(Collected data)

--- --- ---

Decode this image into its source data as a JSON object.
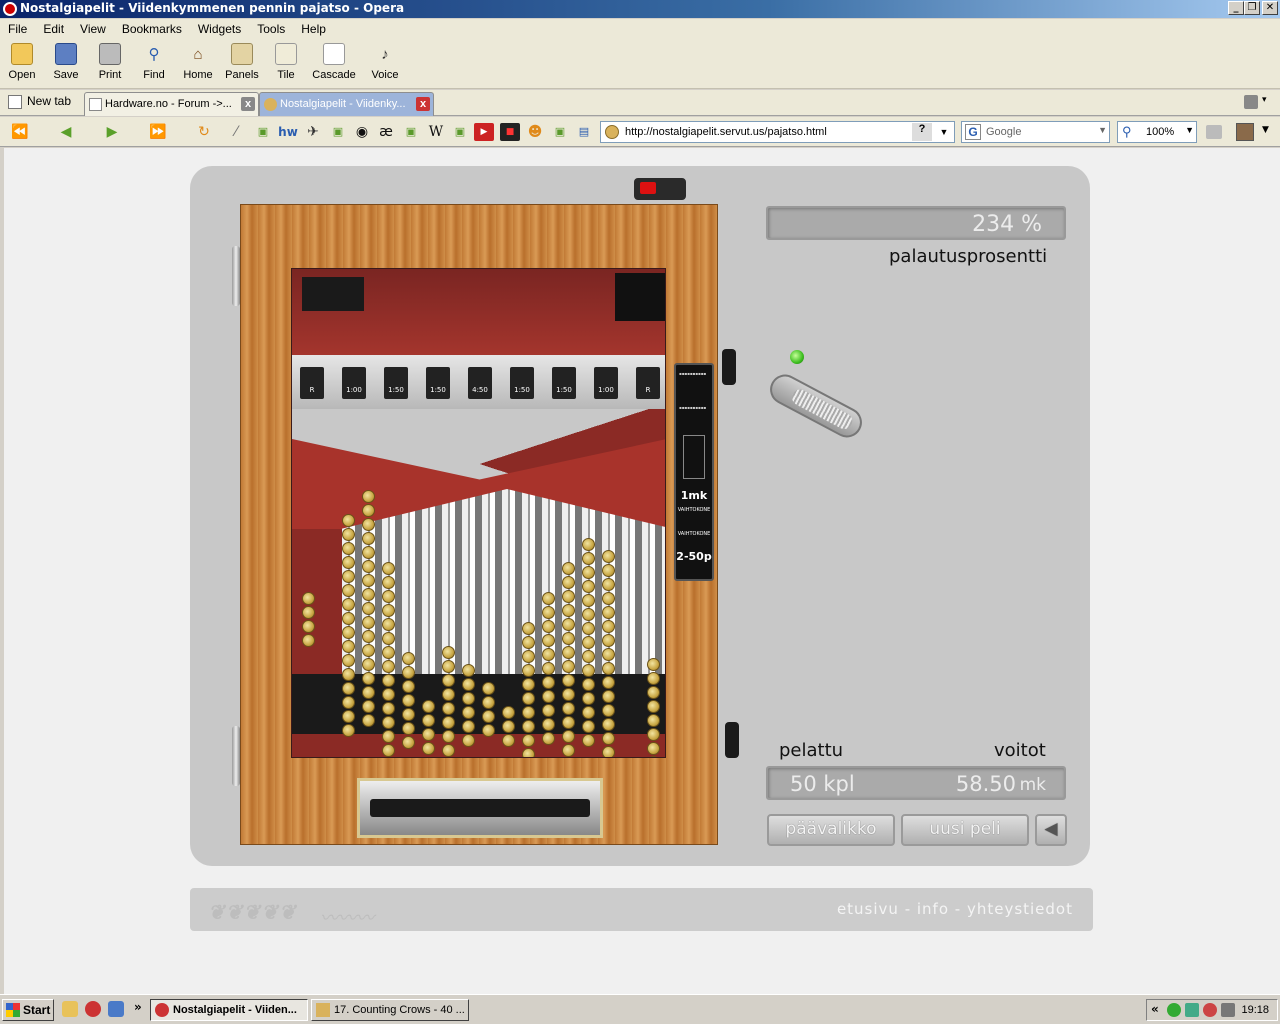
{
  "window": {
    "title": "Nostalgiapelit - Viidenkymmenen pennin pajatso - Opera",
    "minimize": "_",
    "maximize": "❐",
    "close": "✕"
  },
  "menu": [
    "File",
    "Edit",
    "View",
    "Bookmarks",
    "Widgets",
    "Tools",
    "Help"
  ],
  "toolbar": [
    {
      "label": "Open",
      "icon": "folder-icon"
    },
    {
      "label": "Save",
      "icon": "save-icon"
    },
    {
      "label": "Print",
      "icon": "print-icon"
    },
    {
      "label": "Find",
      "icon": "find-icon"
    },
    {
      "label": "Home",
      "icon": "home-icon"
    },
    {
      "label": "Panels",
      "icon": "panels-icon"
    },
    {
      "label": "Tile",
      "icon": "tile-icon"
    },
    {
      "label": "Cascade",
      "icon": "cascade-icon"
    },
    {
      "label": "Voice",
      "icon": "voice-icon"
    }
  ],
  "tabs": {
    "new_tab": "New tab",
    "items": [
      {
        "label": "Hardware.no - Forum ->...",
        "active": false
      },
      {
        "label": "Nostalgiapelit - Viidenky...",
        "active": true
      }
    ]
  },
  "address": {
    "url": "http://nostalgiapelit.servut.us/pajatso.html",
    "help": "?",
    "search_placeholder": "Google",
    "zoom": "100%"
  },
  "game": {
    "percentage": "234 %",
    "percentage_label": "palautusprosentti",
    "played_label": "pelattu",
    "won_label": "voitot",
    "played_value": "50 kpl",
    "won_value": "58.50",
    "won_unit": "mk",
    "main_menu_button": "päävalikko",
    "new_game_button": "uusi peli",
    "sound_icon": "speaker-icon",
    "cups": [
      "R",
      "1:00",
      "1:50",
      "1:50",
      "4:50",
      "1:50",
      "1:50",
      "1:00",
      "R"
    ],
    "coin_panel_top": "1mk",
    "coin_panel_bottom": "2-50p",
    "coin_panel_mid1": "VAIHTOKONE",
    "coin_panel_mid2": "VAIHTOKONE"
  },
  "footer": {
    "links": "etusivu  -  info  -  yhteystiedot"
  },
  "taskbar": {
    "start": "Start",
    "tasks": [
      {
        "label": "Nostalgiapelit - Viiden...",
        "active": true
      },
      {
        "label": "17. Counting Crows - 40 ...",
        "active": false
      }
    ],
    "clock": "19:18"
  },
  "colors": {
    "accent": "#0a246a",
    "cabinet_wood": "#c17a35",
    "playfield_red": "#8b2a25",
    "led_green": "#3cbe1e"
  }
}
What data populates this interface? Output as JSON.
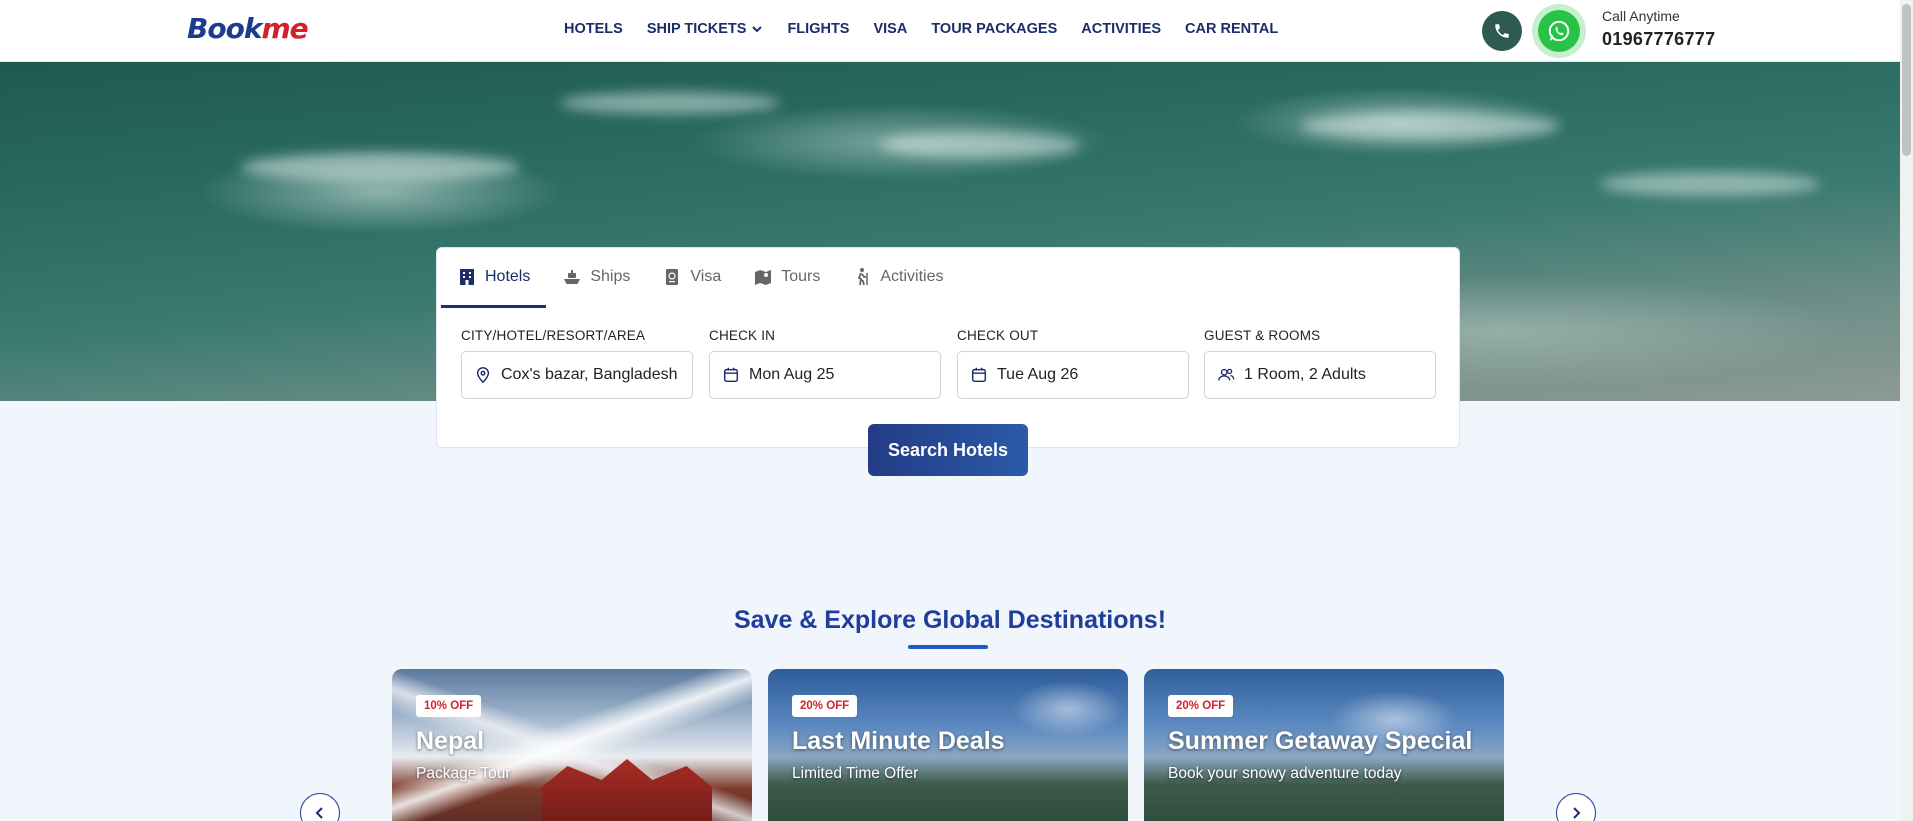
{
  "header": {
    "logo_b": "Book",
    "logo_me": "me",
    "nav": [
      {
        "label": "HOTELS"
      },
      {
        "label": "SHIP TICKETS",
        "has_dropdown": true
      },
      {
        "label": "FLIGHTS"
      },
      {
        "label": "VISA"
      },
      {
        "label": "TOUR PACKAGES"
      },
      {
        "label": "ACTIVITIES"
      },
      {
        "label": "CAR RENTAL"
      }
    ],
    "call_label": "Call Anytime",
    "call_number": "01967776777",
    "icons": [
      "phone-icon",
      "whatsapp-icon"
    ]
  },
  "search": {
    "tabs": [
      {
        "label": "Hotels",
        "icon": "hotel-icon",
        "active": true
      },
      {
        "label": "Ships",
        "icon": "ship-icon",
        "active": false
      },
      {
        "label": "Visa",
        "icon": "passport-icon",
        "active": false
      },
      {
        "label": "Tours",
        "icon": "map-icon",
        "active": false
      },
      {
        "label": "Activities",
        "icon": "hiking-icon",
        "active": false
      }
    ],
    "fields": [
      {
        "label": "CITY/HOTEL/RESORT/AREA",
        "value": "Cox's bazar, Bangladesh",
        "icon": "location-pin-icon"
      },
      {
        "label": "CHECK IN",
        "value": "Mon Aug 25",
        "icon": "calendar-icon"
      },
      {
        "label": "CHECK OUT",
        "value": "Tue Aug 26",
        "icon": "calendar-icon"
      },
      {
        "label": "GUEST & ROOMS",
        "value": "1 Room, 2 Adults",
        "icon": "users-icon"
      }
    ],
    "button_label": "Search Hotels"
  },
  "destinations": {
    "title": "Save & Explore Global Destinations!",
    "cards": [
      {
        "badge": "10% OFF",
        "title": "Nepal",
        "subtitle": "Package Tour"
      },
      {
        "badge": "20% OFF",
        "title": "Last Minute Deals",
        "subtitle": "Limited Time Offer"
      },
      {
        "badge": "20% OFF",
        "title": "Summer Getaway Special",
        "subtitle": "Book your snowy adventure today"
      }
    ]
  },
  "colors": {
    "brand_blue": "#1b2d6b",
    "brand_red": "#d3202c",
    "whatsapp_green": "#27c346",
    "page_bg": "#f0f6fc"
  }
}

--- --- ---

What you have to do —
Omit the images and transcribe all of the records above word for word.

Expected answer —
Decode this image into its source data as a JSON object.
{
  "window": {
    "title": "Nostalgiapelit - Viidenkymmenen pennin pajatso - Opera",
    "minimize": "_",
    "maximize": "❐",
    "close": "✕"
  },
  "menu": [
    "File",
    "Edit",
    "View",
    "Bookmarks",
    "Widgets",
    "Tools",
    "Help"
  ],
  "toolbar": [
    {
      "label": "Open",
      "icon": "folder-icon"
    },
    {
      "label": "Save",
      "icon": "save-icon"
    },
    {
      "label": "Print",
      "icon": "print-icon"
    },
    {
      "label": "Find",
      "icon": "find-icon"
    },
    {
      "label": "Home",
      "icon": "home-icon"
    },
    {
      "label": "Panels",
      "icon": "panels-icon"
    },
    {
      "label": "Tile",
      "icon": "tile-icon"
    },
    {
      "label": "Cascade",
      "icon": "cascade-icon"
    },
    {
      "label": "Voice",
      "icon": "voice-icon"
    }
  ],
  "tabs": {
    "new_tab": "New tab",
    "items": [
      {
        "label": "Hardware.no - Forum ->...",
        "active": false
      },
      {
        "label": "Nostalgiapelit - Viidenky...",
        "active": true
      }
    ]
  },
  "address": {
    "url": "http://nostalgiapelit.servut.us/pajatso.html",
    "help": "?",
    "search_placeholder": "Google",
    "zoom": "100%"
  },
  "game": {
    "percentage": "234 %",
    "percentage_label": "palautusprosentti",
    "played_label": "pelattu",
    "won_label": "voitot",
    "played_value": "50 kpl",
    "won_value": "58.50",
    "won_unit": "mk",
    "main_menu_button": "päävalikko",
    "new_game_button": "uusi peli",
    "sound_icon": "speaker-icon",
    "cups": [
      "R",
      "1:00",
      "1:50",
      "1:50",
      "4:50",
      "1:50",
      "1:50",
      "1:00",
      "R"
    ],
    "coin_panel_top": "1mk",
    "coin_panel_bottom": "2-50p",
    "coin_panel_mid1": "VAIHTOKONE",
    "coin_panel_mid2": "VAIHTOKONE"
  },
  "footer": {
    "links": "etusivu  -  info  -  yhteystiedot"
  },
  "taskbar": {
    "start": "Start",
    "tasks": [
      {
        "label": "Nostalgiapelit - Viiden...",
        "active": true
      },
      {
        "label": "17. Counting Crows - 40 ...",
        "active": false
      }
    ],
    "clock": "19:18"
  },
  "colors": {
    "accent": "#0a246a",
    "cabinet_wood": "#c17a35",
    "playfield_red": "#8b2a25",
    "led_green": "#3cbe1e"
  }
}
What data populates this interface? Output as JSON.
{
  "header": {
    "logo_b": "Book",
    "logo_me": "me",
    "nav": [
      {
        "label": "HOTELS"
      },
      {
        "label": "SHIP TICKETS",
        "has_dropdown": true
      },
      {
        "label": "FLIGHTS"
      },
      {
        "label": "VISA"
      },
      {
        "label": "TOUR PACKAGES"
      },
      {
        "label": "ACTIVITIES"
      },
      {
        "label": "CAR RENTAL"
      }
    ],
    "call_label": "Call Anytime",
    "call_number": "01967776777",
    "icons": [
      "phone-icon",
      "whatsapp-icon"
    ]
  },
  "search": {
    "tabs": [
      {
        "label": "Hotels",
        "icon": "hotel-icon",
        "active": true
      },
      {
        "label": "Ships",
        "icon": "ship-icon",
        "active": false
      },
      {
        "label": "Visa",
        "icon": "passport-icon",
        "active": false
      },
      {
        "label": "Tours",
        "icon": "map-icon",
        "active": false
      },
      {
        "label": "Activities",
        "icon": "hiking-icon",
        "active": false
      }
    ],
    "fields": [
      {
        "label": "CITY/HOTEL/RESORT/AREA",
        "value": "Cox's bazar, Bangladesh",
        "icon": "location-pin-icon"
      },
      {
        "label": "CHECK IN",
        "value": "Mon Aug 25",
        "icon": "calendar-icon"
      },
      {
        "label": "CHECK OUT",
        "value": "Tue Aug 26",
        "icon": "calendar-icon"
      },
      {
        "label": "GUEST & ROOMS",
        "value": "1 Room, 2 Adults",
        "icon": "users-icon"
      }
    ],
    "button_label": "Search Hotels"
  },
  "destinations": {
    "title": "Save & Explore Global Destinations!",
    "cards": [
      {
        "badge": "10% OFF",
        "title": "Nepal",
        "subtitle": "Package Tour"
      },
      {
        "badge": "20% OFF",
        "title": "Last Minute Deals",
        "subtitle": "Limited Time Offer"
      },
      {
        "badge": "20% OFF",
        "title": "Summer Getaway Special",
        "subtitle": "Book your snowy adventure today"
      }
    ]
  },
  "colors": {
    "brand_blue": "#1b2d6b",
    "brand_red": "#d3202c",
    "whatsapp_green": "#27c346",
    "page_bg": "#f0f6fc"
  }
}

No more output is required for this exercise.